▶ [Task data]
((
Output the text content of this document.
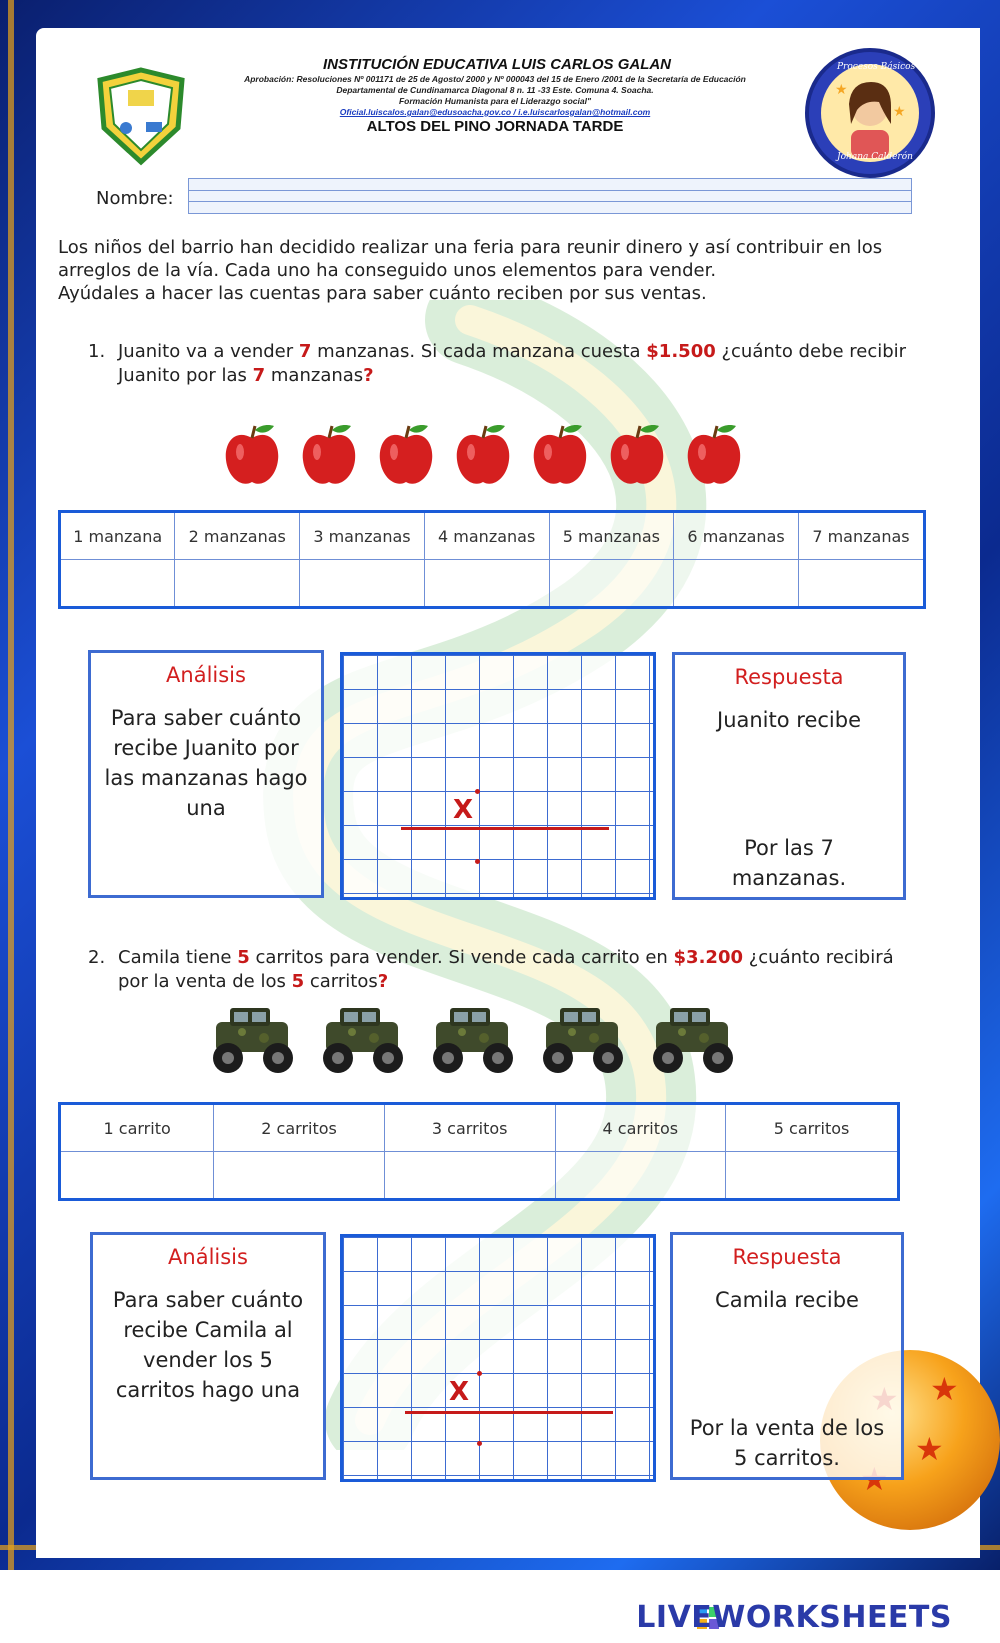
★
★
INSTITUCIÓN EDUCATIVA LUIS CARLOS GALAN
Aprobación: Resoluciones Nº 001171 de 25 de Agosto/ 2000 y Nº 000043 del 15 de Enero /2001 de la Secretaría de Educación
Departamental de Cundinamarca Diagonal 8 n. 11 -33 Este. Comuna 4. Soacha.
Formación Humanista para el Liderazgo social"
Oficial.luiscalos.galan@edusoacha.gov.co / i.e.luiscarlosgalan@hotmail.com
ALTOS DEL PINO JORNADA TARDE
★
★
Procesos Básicos
Johana Calderón
Nombre:
Los niños del barrio han decidido realizar una feria para reunir dinero y así contribuir en los
arreglos de la vía. Cada uno ha conseguido unos elementos para vender.
Ayúdales a hacer las cuentas para saber cuánto reciben por sus ventas.
1. Juanito va a vender 7 manzanas. Si cada manzana cuesta $1.500 ¿cuánto debe recibir
Juanito por las 7 manzanas?
1 manzana	2 manzanas	3 manzanas	4 manzanas	5 manzanas	6 manzanas	7 manzanas

Análisis
Para saber cuánto recibe Juanito por las manzanas hago una	X
Respuesta
Juanito recibe
Por las 7 manzanas.
2. Camila tiene 5 carritos para vender. Si vende cada carrito en $3.200 ¿cuánto recibirá
por la venta de los 5 carritos?
1 carrito	2 carritos	3 carritos	4 carritos	5 carritos

Análisis
Para saber cuánto recibe Camila al vender los 5 carritos hago una	X
Respuesta
Camila recibe
Por la venta de los 5 carritos.
LIVEWORKSHEETS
))
▶ [To do]
Which lines contain "manzanas"? Show each of them.

▶ [Reply to the exercise]
1. Juanito va a vender 7 manzanas. Si cada manzana cuesta $1.500 ¿cuánto debe recibir
Juanito por las 7 manzanas?
1 manzana	2 manzanas	3 manzanas	4 manzanas	5 manzanas	6 manzanas	7 manzanas
Para saber cuánto recibe Juanito por las manzanas hago una	X
Por las 7 manzanas.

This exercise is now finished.